* _WHAT YOU NEED TO DO_
Copy each line that holds "document".

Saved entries
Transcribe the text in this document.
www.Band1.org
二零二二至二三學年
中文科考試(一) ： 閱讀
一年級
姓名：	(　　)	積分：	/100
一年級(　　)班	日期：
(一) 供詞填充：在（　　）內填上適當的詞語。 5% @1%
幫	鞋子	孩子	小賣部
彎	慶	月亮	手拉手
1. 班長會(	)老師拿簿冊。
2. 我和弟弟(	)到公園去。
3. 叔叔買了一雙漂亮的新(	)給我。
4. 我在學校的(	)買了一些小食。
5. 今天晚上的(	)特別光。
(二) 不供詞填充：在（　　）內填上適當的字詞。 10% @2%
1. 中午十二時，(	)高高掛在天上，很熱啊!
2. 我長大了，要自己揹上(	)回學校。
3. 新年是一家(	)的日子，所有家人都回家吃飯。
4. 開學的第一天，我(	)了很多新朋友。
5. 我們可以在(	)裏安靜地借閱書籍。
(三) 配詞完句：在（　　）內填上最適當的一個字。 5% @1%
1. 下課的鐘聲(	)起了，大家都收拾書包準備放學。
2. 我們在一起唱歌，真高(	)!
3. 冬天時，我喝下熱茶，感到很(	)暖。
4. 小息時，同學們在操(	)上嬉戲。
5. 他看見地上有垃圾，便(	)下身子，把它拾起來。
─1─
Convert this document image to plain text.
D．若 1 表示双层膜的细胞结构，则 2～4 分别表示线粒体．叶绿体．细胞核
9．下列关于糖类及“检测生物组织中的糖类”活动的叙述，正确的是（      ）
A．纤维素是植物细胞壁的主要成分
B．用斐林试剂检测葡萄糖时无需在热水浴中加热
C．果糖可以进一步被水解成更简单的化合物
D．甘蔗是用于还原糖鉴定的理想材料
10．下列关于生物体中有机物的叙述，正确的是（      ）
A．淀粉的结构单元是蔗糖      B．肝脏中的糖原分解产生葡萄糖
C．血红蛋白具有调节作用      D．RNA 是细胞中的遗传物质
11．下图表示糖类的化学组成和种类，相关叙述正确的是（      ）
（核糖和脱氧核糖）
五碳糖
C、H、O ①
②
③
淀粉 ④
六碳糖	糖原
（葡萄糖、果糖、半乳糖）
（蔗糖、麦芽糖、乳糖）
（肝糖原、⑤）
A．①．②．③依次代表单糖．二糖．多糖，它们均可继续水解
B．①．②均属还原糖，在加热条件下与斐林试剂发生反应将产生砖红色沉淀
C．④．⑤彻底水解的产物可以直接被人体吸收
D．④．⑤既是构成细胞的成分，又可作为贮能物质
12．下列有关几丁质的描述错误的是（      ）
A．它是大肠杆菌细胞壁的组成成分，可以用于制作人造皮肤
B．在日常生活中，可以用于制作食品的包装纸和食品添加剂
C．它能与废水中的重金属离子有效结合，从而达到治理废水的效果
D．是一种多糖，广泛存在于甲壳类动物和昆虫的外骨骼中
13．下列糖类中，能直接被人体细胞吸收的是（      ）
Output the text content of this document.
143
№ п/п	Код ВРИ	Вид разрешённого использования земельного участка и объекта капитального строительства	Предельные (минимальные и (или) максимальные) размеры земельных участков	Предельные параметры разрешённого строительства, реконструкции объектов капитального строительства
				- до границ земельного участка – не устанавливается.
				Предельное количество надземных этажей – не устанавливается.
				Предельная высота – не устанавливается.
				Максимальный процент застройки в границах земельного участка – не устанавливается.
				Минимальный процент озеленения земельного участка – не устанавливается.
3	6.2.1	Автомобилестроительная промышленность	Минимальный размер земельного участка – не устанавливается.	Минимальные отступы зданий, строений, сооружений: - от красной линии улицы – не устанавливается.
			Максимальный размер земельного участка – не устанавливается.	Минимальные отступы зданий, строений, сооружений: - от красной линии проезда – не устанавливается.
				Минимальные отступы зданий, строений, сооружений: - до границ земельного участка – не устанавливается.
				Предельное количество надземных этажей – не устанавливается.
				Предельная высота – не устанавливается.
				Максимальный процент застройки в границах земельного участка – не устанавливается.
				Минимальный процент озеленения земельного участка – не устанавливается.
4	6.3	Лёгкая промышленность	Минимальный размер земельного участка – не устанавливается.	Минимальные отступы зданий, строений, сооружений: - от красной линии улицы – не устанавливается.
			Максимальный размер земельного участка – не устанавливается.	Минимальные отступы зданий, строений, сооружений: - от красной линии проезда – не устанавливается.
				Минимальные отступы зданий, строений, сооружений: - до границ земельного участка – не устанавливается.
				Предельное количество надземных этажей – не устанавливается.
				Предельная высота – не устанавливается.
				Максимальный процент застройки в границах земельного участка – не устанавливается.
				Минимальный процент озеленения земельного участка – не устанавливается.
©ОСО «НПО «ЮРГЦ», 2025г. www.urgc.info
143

* _ANSWER TO THIS TASK_
Transcribe the text in this document.
Convert this document image to plain text.
Output the text content of this document.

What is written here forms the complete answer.